→ Work to be completed
Duplicate the stretch of rows from the start of the rows through the row containing "list-item-name: Banmoaatmo bbox=[450, 529, 498, 538]", keeping every line unchanged.

(Annotated region listings)
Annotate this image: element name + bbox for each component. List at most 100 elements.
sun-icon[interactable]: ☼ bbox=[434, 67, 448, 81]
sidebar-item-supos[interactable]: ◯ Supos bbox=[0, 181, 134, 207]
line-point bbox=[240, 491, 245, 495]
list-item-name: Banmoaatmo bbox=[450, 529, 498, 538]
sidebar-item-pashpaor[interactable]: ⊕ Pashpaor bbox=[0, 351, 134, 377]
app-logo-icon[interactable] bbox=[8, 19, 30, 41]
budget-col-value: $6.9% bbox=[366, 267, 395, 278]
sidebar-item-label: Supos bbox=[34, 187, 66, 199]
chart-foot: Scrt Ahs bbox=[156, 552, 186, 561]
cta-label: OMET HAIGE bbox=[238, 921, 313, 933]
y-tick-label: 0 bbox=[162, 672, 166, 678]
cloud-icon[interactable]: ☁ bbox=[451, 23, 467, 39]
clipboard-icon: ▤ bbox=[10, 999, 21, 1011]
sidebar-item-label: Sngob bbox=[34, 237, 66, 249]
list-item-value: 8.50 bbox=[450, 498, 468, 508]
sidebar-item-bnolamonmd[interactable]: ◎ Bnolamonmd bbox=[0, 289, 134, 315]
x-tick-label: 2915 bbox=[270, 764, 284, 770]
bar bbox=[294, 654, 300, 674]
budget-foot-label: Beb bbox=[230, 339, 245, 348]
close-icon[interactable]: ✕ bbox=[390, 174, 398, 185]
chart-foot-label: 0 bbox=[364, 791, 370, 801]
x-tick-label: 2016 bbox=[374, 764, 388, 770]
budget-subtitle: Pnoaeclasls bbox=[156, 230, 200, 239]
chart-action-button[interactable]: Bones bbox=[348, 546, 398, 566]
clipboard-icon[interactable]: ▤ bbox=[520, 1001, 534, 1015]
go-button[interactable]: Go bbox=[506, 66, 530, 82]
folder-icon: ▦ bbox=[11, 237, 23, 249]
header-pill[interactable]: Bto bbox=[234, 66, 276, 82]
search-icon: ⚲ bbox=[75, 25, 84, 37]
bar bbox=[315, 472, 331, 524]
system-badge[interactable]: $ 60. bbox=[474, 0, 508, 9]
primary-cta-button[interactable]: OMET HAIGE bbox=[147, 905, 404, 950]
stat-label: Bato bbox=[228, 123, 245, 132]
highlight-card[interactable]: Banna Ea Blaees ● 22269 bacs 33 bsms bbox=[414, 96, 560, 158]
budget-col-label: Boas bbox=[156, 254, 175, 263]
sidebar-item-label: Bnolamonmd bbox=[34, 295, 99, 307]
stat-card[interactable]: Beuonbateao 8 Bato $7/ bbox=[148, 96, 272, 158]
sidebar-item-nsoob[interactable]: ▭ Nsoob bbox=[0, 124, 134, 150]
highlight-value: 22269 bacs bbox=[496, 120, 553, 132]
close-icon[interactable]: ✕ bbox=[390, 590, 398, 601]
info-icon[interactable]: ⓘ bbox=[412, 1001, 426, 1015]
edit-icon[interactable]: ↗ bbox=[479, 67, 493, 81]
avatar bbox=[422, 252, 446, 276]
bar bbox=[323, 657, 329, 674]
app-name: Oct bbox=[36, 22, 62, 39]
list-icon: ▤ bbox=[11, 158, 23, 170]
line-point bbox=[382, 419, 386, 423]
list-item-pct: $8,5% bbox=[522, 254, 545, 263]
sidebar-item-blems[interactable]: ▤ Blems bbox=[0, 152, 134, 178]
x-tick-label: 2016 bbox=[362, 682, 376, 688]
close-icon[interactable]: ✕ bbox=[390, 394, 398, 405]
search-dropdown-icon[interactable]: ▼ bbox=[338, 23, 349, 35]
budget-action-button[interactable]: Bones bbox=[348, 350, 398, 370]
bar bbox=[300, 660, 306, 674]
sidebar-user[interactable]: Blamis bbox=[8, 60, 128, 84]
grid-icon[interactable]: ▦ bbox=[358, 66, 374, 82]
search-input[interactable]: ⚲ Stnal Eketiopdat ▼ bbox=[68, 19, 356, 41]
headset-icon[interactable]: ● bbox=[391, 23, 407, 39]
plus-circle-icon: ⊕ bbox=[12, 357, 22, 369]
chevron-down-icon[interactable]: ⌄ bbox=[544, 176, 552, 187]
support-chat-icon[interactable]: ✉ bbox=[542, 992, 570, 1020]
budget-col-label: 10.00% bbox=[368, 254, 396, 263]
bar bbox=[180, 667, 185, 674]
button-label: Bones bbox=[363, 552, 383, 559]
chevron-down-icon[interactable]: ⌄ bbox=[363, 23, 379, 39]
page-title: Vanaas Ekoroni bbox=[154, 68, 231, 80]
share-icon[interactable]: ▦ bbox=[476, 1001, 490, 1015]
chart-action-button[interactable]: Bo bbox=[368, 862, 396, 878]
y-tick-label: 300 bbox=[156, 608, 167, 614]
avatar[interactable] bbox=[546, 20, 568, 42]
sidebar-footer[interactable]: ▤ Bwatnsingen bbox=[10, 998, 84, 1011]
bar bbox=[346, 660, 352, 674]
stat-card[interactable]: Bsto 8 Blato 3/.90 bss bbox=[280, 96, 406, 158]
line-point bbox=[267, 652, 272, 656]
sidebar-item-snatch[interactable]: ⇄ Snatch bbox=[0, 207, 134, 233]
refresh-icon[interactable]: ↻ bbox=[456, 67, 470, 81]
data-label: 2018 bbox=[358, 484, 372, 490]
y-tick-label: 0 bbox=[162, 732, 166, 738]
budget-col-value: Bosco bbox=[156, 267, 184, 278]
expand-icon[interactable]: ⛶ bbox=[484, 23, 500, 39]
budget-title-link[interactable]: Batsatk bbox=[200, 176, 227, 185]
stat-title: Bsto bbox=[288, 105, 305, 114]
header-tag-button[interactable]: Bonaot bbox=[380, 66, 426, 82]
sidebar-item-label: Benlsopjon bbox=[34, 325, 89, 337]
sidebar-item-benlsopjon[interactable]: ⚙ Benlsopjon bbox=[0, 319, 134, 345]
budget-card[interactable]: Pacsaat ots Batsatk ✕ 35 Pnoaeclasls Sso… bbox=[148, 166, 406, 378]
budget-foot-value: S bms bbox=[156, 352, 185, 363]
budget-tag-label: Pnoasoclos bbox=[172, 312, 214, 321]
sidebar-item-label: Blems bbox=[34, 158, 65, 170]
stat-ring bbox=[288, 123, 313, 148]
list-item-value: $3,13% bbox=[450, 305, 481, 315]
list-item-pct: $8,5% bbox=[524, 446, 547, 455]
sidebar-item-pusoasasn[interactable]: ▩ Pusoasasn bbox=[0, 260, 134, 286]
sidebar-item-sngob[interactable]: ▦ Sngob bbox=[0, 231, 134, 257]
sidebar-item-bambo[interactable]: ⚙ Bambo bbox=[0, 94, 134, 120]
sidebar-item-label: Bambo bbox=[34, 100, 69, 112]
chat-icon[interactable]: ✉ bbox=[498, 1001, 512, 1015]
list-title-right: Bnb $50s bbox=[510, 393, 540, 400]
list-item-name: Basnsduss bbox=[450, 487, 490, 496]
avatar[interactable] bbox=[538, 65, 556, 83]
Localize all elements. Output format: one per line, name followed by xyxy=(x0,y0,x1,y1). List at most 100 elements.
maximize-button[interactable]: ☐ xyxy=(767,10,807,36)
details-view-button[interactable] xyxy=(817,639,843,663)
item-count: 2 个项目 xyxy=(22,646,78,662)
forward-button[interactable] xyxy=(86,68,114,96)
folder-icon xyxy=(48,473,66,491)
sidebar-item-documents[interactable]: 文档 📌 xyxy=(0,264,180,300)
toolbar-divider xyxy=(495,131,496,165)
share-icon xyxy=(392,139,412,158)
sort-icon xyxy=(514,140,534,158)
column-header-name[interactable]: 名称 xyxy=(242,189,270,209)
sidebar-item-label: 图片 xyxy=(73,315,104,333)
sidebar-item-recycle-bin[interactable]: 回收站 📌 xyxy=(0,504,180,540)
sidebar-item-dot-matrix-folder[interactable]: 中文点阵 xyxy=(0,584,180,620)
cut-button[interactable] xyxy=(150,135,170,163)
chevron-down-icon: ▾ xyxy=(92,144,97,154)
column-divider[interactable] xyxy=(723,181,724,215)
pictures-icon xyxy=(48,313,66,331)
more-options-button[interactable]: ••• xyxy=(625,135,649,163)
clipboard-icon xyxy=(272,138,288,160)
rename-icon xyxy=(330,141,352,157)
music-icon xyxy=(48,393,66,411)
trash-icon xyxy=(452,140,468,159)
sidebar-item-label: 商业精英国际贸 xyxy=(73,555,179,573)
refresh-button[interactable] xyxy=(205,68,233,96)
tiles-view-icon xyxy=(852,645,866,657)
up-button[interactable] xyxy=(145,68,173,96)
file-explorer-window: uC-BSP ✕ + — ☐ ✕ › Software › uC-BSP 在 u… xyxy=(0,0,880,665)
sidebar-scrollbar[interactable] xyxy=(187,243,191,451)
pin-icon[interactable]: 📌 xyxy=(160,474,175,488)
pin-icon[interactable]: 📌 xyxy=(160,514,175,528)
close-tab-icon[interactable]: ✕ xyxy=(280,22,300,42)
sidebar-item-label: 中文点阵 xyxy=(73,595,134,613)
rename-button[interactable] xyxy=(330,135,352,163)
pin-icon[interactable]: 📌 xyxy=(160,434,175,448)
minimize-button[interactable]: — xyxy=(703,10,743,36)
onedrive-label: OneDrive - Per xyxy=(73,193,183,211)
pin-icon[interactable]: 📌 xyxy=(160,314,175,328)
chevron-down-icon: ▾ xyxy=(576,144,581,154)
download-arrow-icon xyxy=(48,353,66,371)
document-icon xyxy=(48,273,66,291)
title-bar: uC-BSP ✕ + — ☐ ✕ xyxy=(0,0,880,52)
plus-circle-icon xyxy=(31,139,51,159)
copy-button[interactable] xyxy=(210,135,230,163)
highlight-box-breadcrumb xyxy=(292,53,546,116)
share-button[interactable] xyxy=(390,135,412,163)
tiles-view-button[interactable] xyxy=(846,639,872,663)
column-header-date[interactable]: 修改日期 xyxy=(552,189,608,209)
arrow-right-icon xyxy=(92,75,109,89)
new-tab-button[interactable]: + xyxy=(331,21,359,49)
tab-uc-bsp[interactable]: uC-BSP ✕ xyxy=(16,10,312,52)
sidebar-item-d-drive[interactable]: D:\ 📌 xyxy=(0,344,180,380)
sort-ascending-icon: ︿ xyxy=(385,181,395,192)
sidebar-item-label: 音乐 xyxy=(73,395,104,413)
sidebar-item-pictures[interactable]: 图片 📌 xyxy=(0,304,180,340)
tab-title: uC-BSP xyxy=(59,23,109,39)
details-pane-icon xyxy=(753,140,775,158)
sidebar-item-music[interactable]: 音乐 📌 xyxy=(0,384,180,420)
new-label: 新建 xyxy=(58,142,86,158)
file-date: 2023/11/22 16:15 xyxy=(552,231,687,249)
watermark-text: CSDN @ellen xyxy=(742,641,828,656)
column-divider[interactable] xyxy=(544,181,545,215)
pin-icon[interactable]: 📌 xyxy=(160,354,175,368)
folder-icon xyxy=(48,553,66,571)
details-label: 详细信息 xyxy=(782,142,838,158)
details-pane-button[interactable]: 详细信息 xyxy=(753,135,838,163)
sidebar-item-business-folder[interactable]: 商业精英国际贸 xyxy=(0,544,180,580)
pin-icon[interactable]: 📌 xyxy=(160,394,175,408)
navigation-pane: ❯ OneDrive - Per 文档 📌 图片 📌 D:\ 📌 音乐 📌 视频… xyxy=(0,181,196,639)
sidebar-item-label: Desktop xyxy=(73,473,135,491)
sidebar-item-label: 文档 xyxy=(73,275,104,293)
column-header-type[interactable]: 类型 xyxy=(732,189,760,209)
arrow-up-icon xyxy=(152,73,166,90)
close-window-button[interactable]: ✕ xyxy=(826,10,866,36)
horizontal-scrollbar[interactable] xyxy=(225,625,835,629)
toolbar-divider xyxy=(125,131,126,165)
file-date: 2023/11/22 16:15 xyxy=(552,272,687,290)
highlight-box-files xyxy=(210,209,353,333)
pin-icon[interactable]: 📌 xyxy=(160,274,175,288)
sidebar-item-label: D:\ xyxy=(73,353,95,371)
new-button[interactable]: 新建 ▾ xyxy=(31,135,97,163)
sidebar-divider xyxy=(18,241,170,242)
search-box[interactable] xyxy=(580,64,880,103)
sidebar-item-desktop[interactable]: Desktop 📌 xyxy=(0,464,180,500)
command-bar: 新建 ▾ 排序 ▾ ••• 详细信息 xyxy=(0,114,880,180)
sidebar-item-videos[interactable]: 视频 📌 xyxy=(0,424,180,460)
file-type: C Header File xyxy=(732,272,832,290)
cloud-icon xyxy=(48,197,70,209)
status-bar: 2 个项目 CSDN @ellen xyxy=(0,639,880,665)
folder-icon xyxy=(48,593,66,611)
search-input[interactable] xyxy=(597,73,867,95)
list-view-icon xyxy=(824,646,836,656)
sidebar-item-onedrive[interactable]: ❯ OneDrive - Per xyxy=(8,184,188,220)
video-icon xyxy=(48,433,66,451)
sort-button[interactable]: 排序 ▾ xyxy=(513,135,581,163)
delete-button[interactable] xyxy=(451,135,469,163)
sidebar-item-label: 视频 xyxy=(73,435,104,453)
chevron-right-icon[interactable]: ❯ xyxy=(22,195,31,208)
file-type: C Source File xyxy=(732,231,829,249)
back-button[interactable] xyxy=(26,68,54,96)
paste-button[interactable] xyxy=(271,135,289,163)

→ The reply
Annotate this image: element name + bbox for each component. List at most 100 elements.
sun-icon[interactable]: ☼ bbox=[434, 67, 448, 81]
sidebar-item-supos[interactable]: ◯ Supos bbox=[0, 181, 134, 207]
line-point bbox=[240, 491, 245, 495]
list-item-name: Banmoaatmo bbox=[450, 529, 498, 538]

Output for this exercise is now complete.